## FUENTE

Uniforme, de Claudia Casarino

Cuando viajo hacia un país denominado desarrollado, me maravillan muchas cosas y otras me espantan. Me imantan y me repelen en proporciones iguales.

Cuando viajo hacia una zona rural, un poco más salvaje, mucho menos poblada, el abrazo es intenso y las ganas de quedarme crecen. Aunque mi pertenencia a Buenos Aires es claramente vincular, debido a las personas que llenan mi vida, confieso que me gusta el pulso de mi ciudad. Corre sangre. En todos los sentidos. Las cosas se están haciendo acá, están en proceso. Nada está dado.

Entre esos dos extremos, lo salvaje y lo ultra civilizado, está el nomadismo. La posibilidad de vivir viajando, de desplazarse de un lado a otro, de salir a buscar las experiencias a contrapelo de lo que proponen las sociedades actuales, profundamente sedentarias, que producen individuos con los pies atados a su territorio y a todos los bienes que lo van poblando.

## DATOS PROPORCIONADOS
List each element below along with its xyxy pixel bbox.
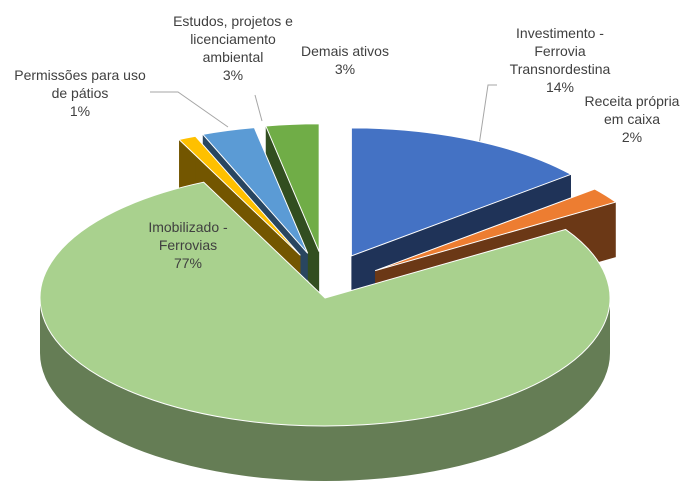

## OBJETIVOS
A – Indique si cada afirmación concuerda con la fuente y cite las palabras de esta que lo determinan: (i) la pertenencia a Buenos Aires se atribuye a las personas; (ii) las sociedades actuales se describen como nómadas; (iii) los países denominados desarrollados solo provocan maravilla.
B – Responda con datos de la fuente:
(i) ¿Qué sucede con las ganas de quedarse al viajar hacia una zona rural?
(ii) ¿Qué se ubica entre lo salvaje y lo ultra civilizado?
(iii) ¿A qué tienen los pies atados los individuos que producen las sociedades actuales?

## RESPUESTAS DEL EJERCICIO
A –
(i) Sí: "mi pertenencia a Buenos Aires es claramente vincular, debido a las personas que llenan mi vida".
(ii) No: "las sociedades actuales, profundamente sedentarias".
(iii) No: "me maravillan muchas cosas y otras me espantan".

B –
(i) Crecen.
(ii) El nomadismo.
(iii) A su territorio y a todos los bienes que lo van poblando.